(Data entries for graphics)
------------------------------------------------
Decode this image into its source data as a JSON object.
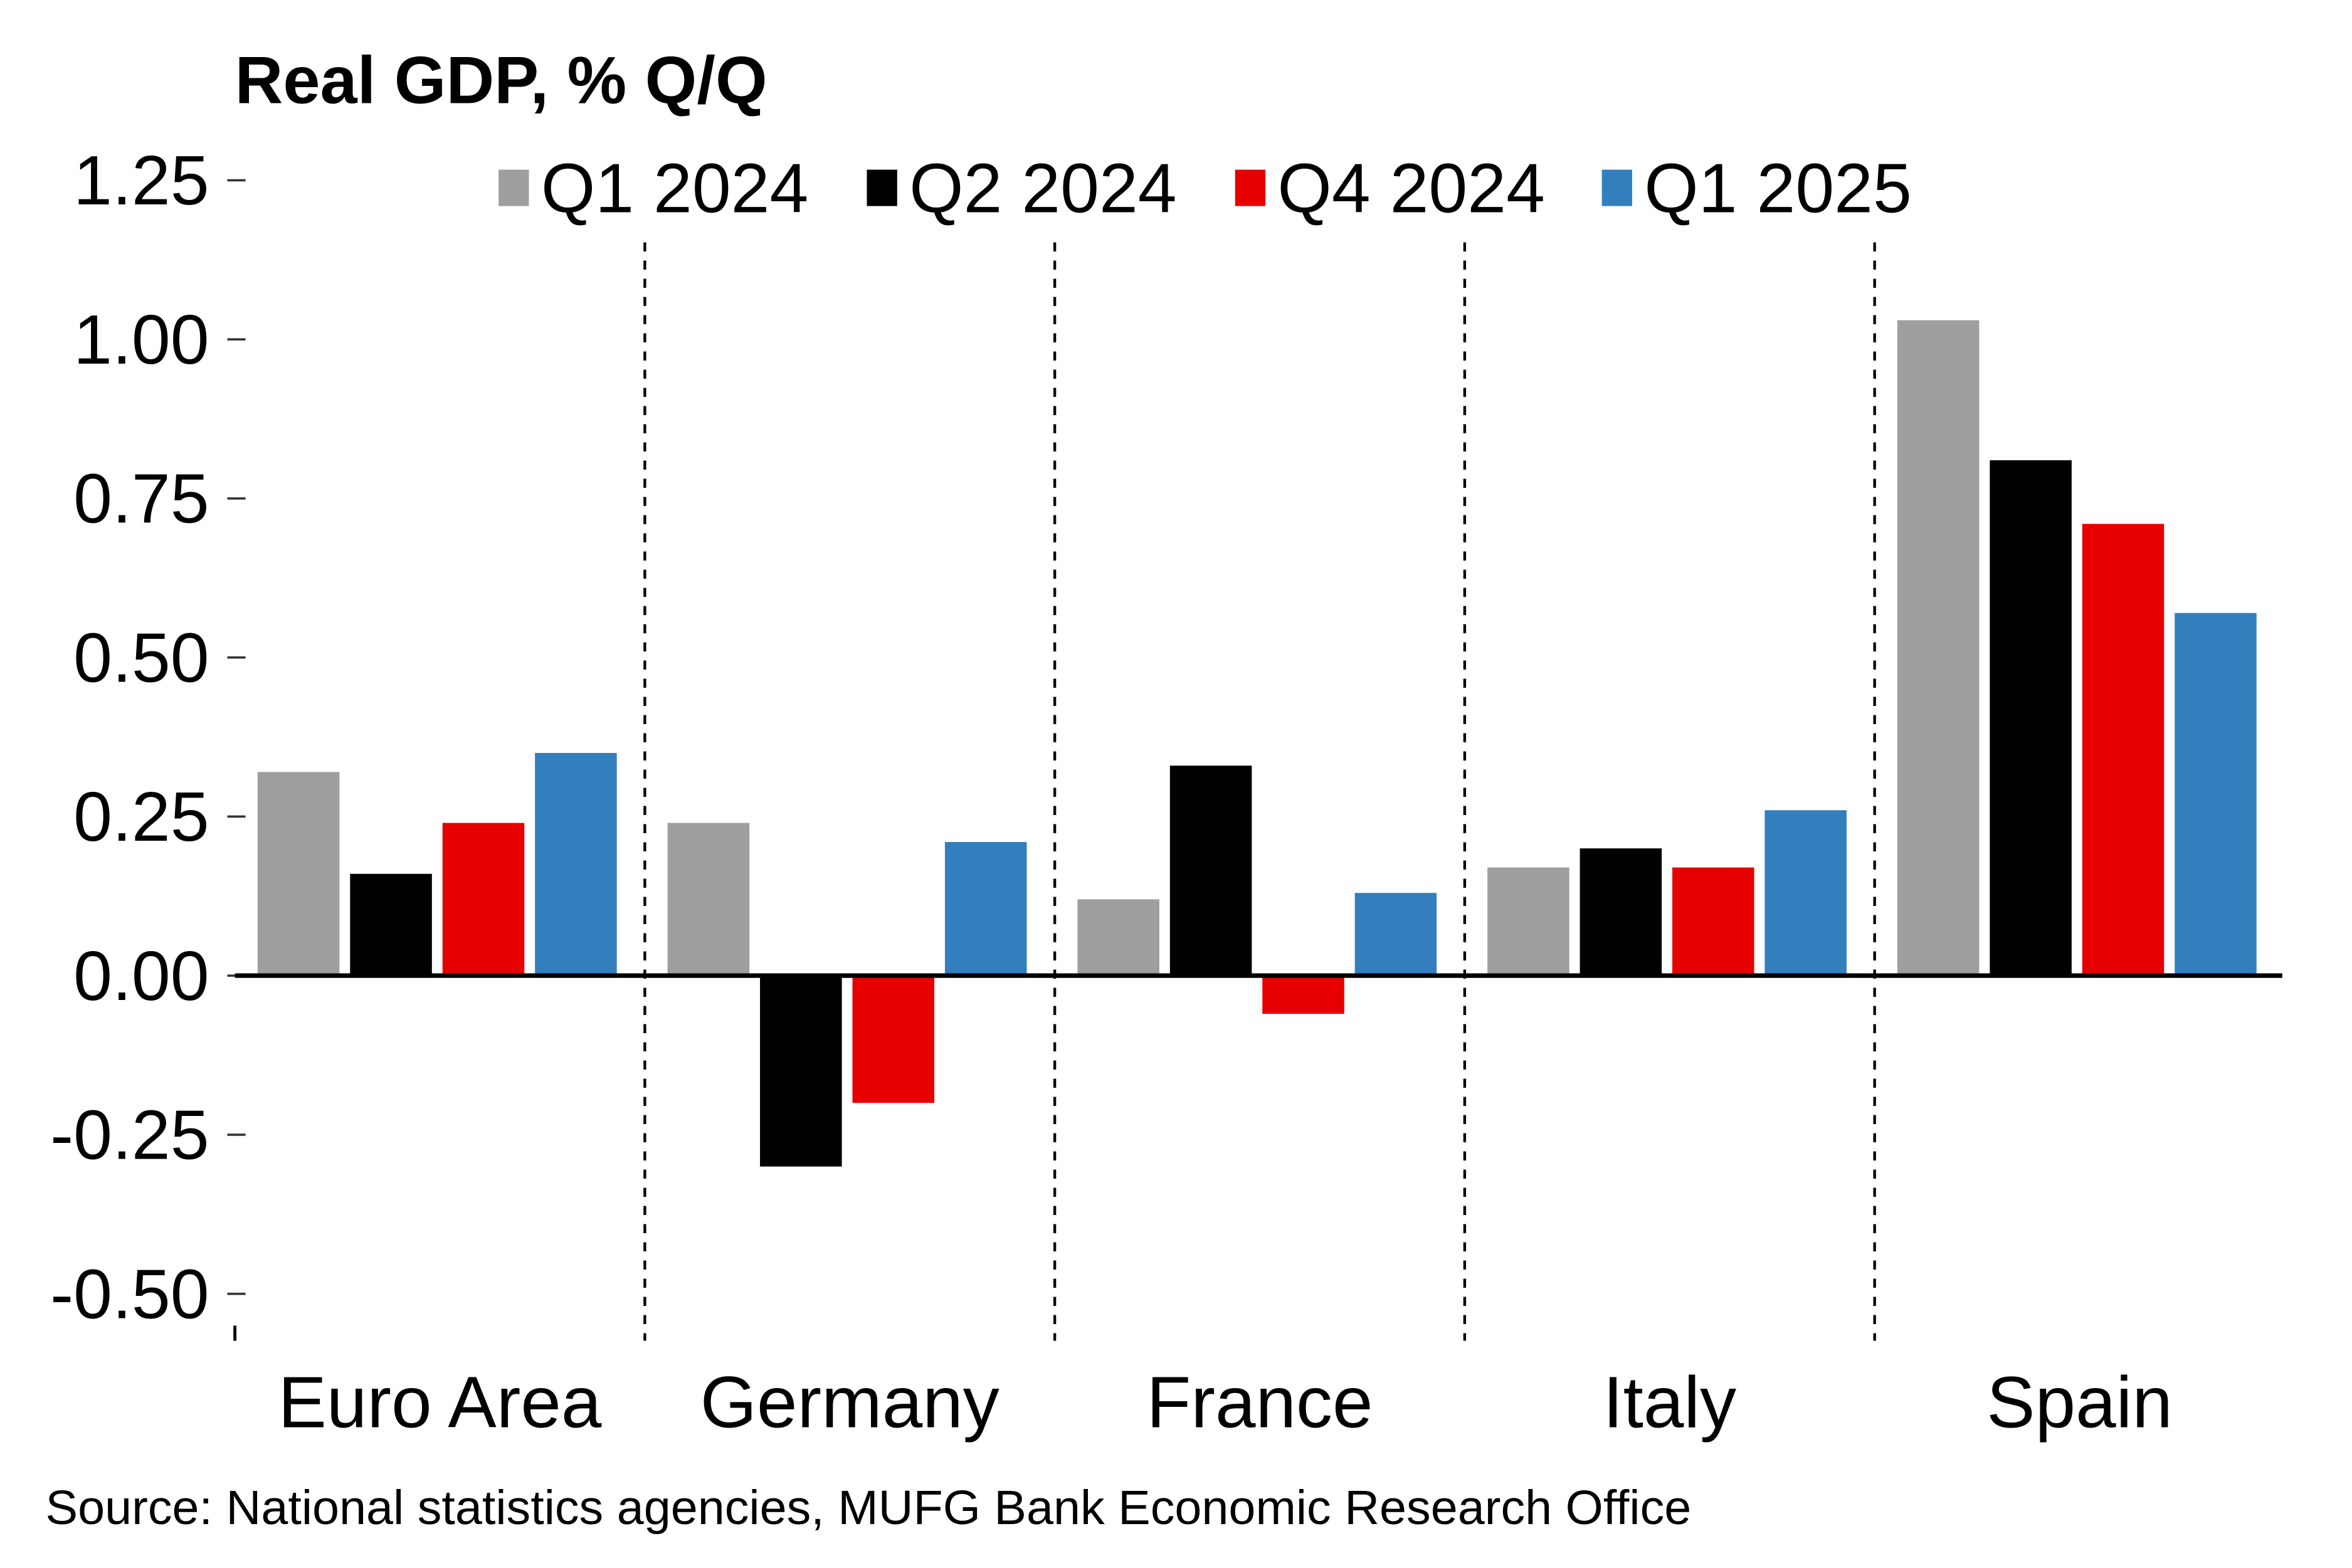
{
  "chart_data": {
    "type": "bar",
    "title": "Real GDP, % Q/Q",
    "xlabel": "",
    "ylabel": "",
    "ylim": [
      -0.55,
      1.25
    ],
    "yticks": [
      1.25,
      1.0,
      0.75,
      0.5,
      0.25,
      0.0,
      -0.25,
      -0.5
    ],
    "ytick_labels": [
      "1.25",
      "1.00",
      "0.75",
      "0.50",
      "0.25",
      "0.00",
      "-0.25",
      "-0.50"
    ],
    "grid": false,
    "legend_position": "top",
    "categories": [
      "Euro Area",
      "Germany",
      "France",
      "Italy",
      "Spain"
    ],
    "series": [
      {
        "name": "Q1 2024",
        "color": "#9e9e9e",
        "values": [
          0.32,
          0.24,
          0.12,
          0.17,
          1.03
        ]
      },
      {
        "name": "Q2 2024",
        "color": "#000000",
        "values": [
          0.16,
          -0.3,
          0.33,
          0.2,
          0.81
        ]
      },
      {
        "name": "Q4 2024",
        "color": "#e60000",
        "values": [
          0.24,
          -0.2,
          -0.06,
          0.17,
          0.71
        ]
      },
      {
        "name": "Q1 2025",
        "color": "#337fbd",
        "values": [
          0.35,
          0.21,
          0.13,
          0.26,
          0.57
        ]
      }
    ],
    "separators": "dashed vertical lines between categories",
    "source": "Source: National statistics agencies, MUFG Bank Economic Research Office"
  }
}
------------------------------------------------
_Task details:_
Reproduce every line of the material precisely, omitting its pictures.

_Exercise solution:_
Decode this image into its source data as a JSON object.
{
  "chart_data": {
    "type": "bar",
    "title": "Real GDP, % Q/Q",
    "xlabel": "",
    "ylabel": "",
    "ylim": [
      -0.55,
      1.25
    ],
    "yticks": [
      1.25,
      1.0,
      0.75,
      0.5,
      0.25,
      0.0,
      -0.25,
      -0.5
    ],
    "ytick_labels": [
      "1.25",
      "1.00",
      "0.75",
      "0.50",
      "0.25",
      "0.00",
      "-0.25",
      "-0.50"
    ],
    "grid": false,
    "legend_position": "top",
    "categories": [
      "Euro Area",
      "Germany",
      "France",
      "Italy",
      "Spain"
    ],
    "series": [
      {
        "name": "Q1 2024",
        "color": "#9e9e9e",
        "values": [
          0.32,
          0.24,
          0.12,
          0.17,
          1.03
        ]
      },
      {
        "name": "Q2 2024",
        "color": "#000000",
        "values": [
          0.16,
          -0.3,
          0.33,
          0.2,
          0.81
        ]
      },
      {
        "name": "Q4 2024",
        "color": "#e60000",
        "values": [
          0.24,
          -0.2,
          -0.06,
          0.17,
          0.71
        ]
      },
      {
        "name": "Q1 2025",
        "color": "#337fbd",
        "values": [
          0.35,
          0.21,
          0.13,
          0.26,
          0.57
        ]
      }
    ],
    "separators": "dashed vertical lines between categories",
    "source": "Source: National statistics agencies, MUFG Bank Economic Research Office"
  }
}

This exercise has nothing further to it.